▸ **Exercise task**
Transcribe the whole listing without a single picture.

▸ **Record extracts**
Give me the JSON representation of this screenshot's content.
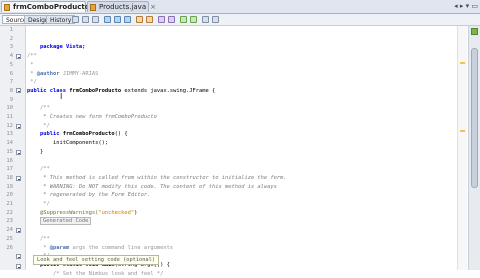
{
  "tabs": [
    {
      "label": "frmComboProducto.java",
      "active": true,
      "close": "×"
    },
    {
      "label": "Products.java",
      "active": false,
      "close": "×"
    }
  ],
  "tab_overflow": "◂ ▸ ▾ ▭",
  "toolbar": {
    "source_label": "Source",
    "design_label": "Design",
    "history_label": "History"
  },
  "line_numbers": [
    "1",
    "2",
    "3",
    "4",
    "5",
    "6",
    "7",
    "8",
    "9",
    "10",
    "11",
    "12",
    "13",
    "14",
    "15",
    "16",
    "17",
    "18",
    "19",
    "20",
    "21",
    "22",
    "23",
    "24",
    "25",
    "26"
  ],
  "code": {
    "l3": "package Vista;",
    "l5": "/**",
    "l6": " *",
    "l7_star": " * ",
    "l7_tag": "@author",
    "l7_rest": " JIMMY-ARIAS",
    "l8": " */",
    "l9_kw": "public class ",
    "l9_name": "frmComboProducto",
    "l9_rest": " extends javax.swing.JFrame {",
    "l11": "    /**",
    "l12": "     * Creates new form frmComboProducto",
    "l13": "     */",
    "l14_kw": "    public ",
    "l14_name": "frmComboProducto",
    "l14_rest": "() {",
    "l15": "        initComponents();",
    "l16": "    }",
    "l18": "    /**",
    "l19": "     * This method is called from within the constructor to initialize the form.",
    "l20": "     * WARNING: Do NOT modify this code. The content of this method is always",
    "l21": "     * regenerated by the Form Editor.",
    "l22": "     */",
    "l23_an": "    @SuppressWarnings(",
    "l23_st": "\"unchecked\"",
    "l23_end": ")",
    "l24_folded": "Generated Code",
    "l26": "    /**",
    "l27_star": "     * ",
    "l27_tag": "@param",
    "l27_rest": " args the command line arguments",
    "l28": "     */",
    "l29_kw": "    public static void ",
    "l29_name": "main",
    "l29_rest": "(String args[]) {",
    "l30": "        /* Set the Nimbus look and feel */",
    "l31_folded": "Look and feel setting code (optional)"
  },
  "colors": {
    "keyword": "#0000e6",
    "comment": "#969696",
    "string": "#ce7b00",
    "annotation": "#6f6f2f"
  }
}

▸ **Written reply**
Give me the JSON representation of this screenshot's content.
{
  "tabs": [
    {
      "label": "frmComboProducto.java",
      "active": true,
      "close": "×"
    },
    {
      "label": "Products.java",
      "active": false,
      "close": "×"
    }
  ],
  "tab_overflow": "◂ ▸ ▾ ▭",
  "toolbar": {
    "source_label": "Source",
    "design_label": "Design",
    "history_label": "History"
  },
  "line_numbers": [
    "1",
    "2",
    "3",
    "4",
    "5",
    "6",
    "7",
    "8",
    "9",
    "10",
    "11",
    "12",
    "13",
    "14",
    "15",
    "16",
    "17",
    "18",
    "19",
    "20",
    "21",
    "22",
    "23",
    "24",
    "25",
    "26"
  ],
  "code": {
    "l3": "package Vista;",
    "l5": "/**",
    "l6": " *",
    "l7_star": " * ",
    "l7_tag": "@author",
    "l7_rest": " JIMMY-ARIAS",
    "l8": " */",
    "l9_kw": "public class ",
    "l9_name": "frmComboProducto",
    "l9_rest": " extends javax.swing.JFrame {",
    "l11": "    /**",
    "l12": "     * Creates new form frmComboProducto",
    "l13": "     */",
    "l14_kw": "    public ",
    "l14_name": "frmComboProducto",
    "l14_rest": "() {",
    "l15": "        initComponents();",
    "l16": "    }",
    "l18": "    /**",
    "l19": "     * This method is called from within the constructor to initialize the form.",
    "l20": "     * WARNING: Do NOT modify this code. The content of this method is always",
    "l21": "     * regenerated by the Form Editor.",
    "l22": "     */",
    "l23_an": "    @SuppressWarnings(",
    "l23_st": "\"unchecked\"",
    "l23_end": ")",
    "l24_folded": "Generated Code",
    "l26": "    /**",
    "l27_star": "     * ",
    "l27_tag": "@param",
    "l27_rest": " args the command line arguments",
    "l28": "     */",
    "l29_kw": "    public static void ",
    "l29_name": "main",
    "l29_rest": "(String args[]) {",
    "l30": "        /* Set the Nimbus look and feel */",
    "l31_folded": "Look and feel setting code (optional)"
  },
  "colors": {
    "keyword": "#0000e6",
    "comment": "#969696",
    "string": "#ce7b00",
    "annotation": "#6f6f2f"
  }
}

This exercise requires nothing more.